▼

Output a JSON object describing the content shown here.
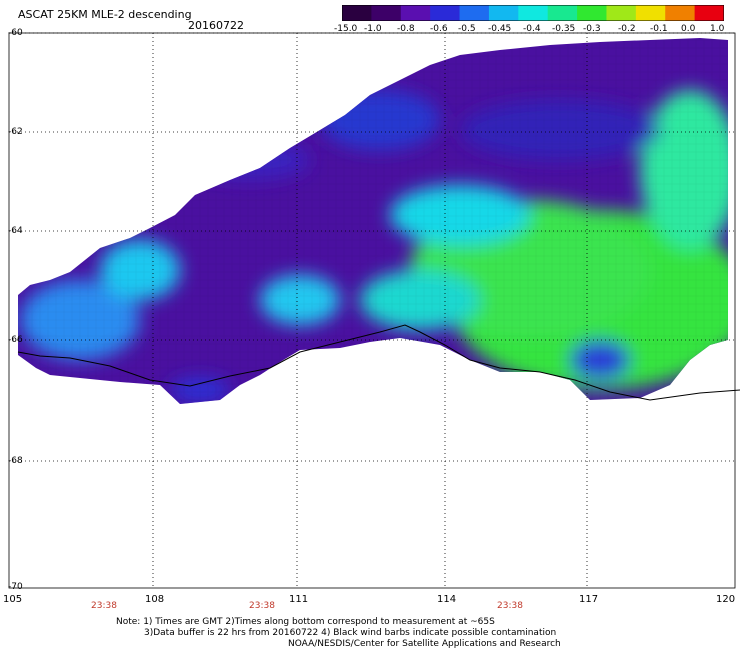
{
  "header": {
    "title": "ASCAT 25KM MLE-2 descending",
    "date": "20160722"
  },
  "colorbar": {
    "labels": [
      "-15.0",
      "-1.0",
      "-0.8",
      "-0.6",
      "-0.5",
      "-0.45",
      "-0.4",
      "-0.35",
      "-0.3",
      "-0.2",
      "-0.1",
      "0.0",
      "1.0"
    ],
    "colors": [
      "#2a0040",
      "#3d0068",
      "#5a0fb0",
      "#2a2ad8",
      "#1e6cf0",
      "#12b8f0",
      "#10e8e0",
      "#18e890",
      "#30e830",
      "#a0e818",
      "#f0e000",
      "#f08000",
      "#e80010"
    ]
  },
  "axes": {
    "lat_labels": [
      "-60",
      "-62",
      "-64",
      "-66",
      "-68",
      "-70"
    ],
    "lon_labels": [
      "105",
      "108",
      "111",
      "114",
      "117",
      "120"
    ],
    "time_labels": [
      "23:38",
      "23:38",
      "23:38"
    ]
  },
  "notes": {
    "line1": "Note: 1) Times are GMT 2)Times along bottom correspond to measurement at ~65S",
    "line2": "3)Data buffer is 22 hrs from 20160722 4) Black wind barbs indicate possible contamination",
    "line3": "NOAA/NESDIS/Center for Satellite Applications and Research"
  }
}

▲

# TASK STATEMENT
Quote every line of the records above exactly; no picture is to be copied.

# WRITTEN ANSWER
Output a JSON object describing the content shown here.
{
  "header": {
    "title": "ASCAT 25KM MLE-2 descending",
    "date": "20160722"
  },
  "colorbar": {
    "labels": [
      "-15.0",
      "-1.0",
      "-0.8",
      "-0.6",
      "-0.5",
      "-0.45",
      "-0.4",
      "-0.35",
      "-0.3",
      "-0.2",
      "-0.1",
      "0.0",
      "1.0"
    ],
    "colors": [
      "#2a0040",
      "#3d0068",
      "#5a0fb0",
      "#2a2ad8",
      "#1e6cf0",
      "#12b8f0",
      "#10e8e0",
      "#18e890",
      "#30e830",
      "#a0e818",
      "#f0e000",
      "#f08000",
      "#e80010"
    ]
  },
  "axes": {
    "lat_labels": [
      "-60",
      "-62",
      "-64",
      "-66",
      "-68",
      "-70"
    ],
    "lon_labels": [
      "105",
      "108",
      "111",
      "114",
      "117",
      "120"
    ],
    "time_labels": [
      "23:38",
      "23:38",
      "23:38"
    ]
  },
  "notes": {
    "line1": "Note: 1) Times are GMT 2)Times along bottom correspond to measurement at ~65S",
    "line2": "3)Data buffer is 22 hrs from 20160722 4) Black wind barbs indicate possible contamination",
    "line3": "NOAA/NESDIS/Center for Satellite Applications and Research"
  }
}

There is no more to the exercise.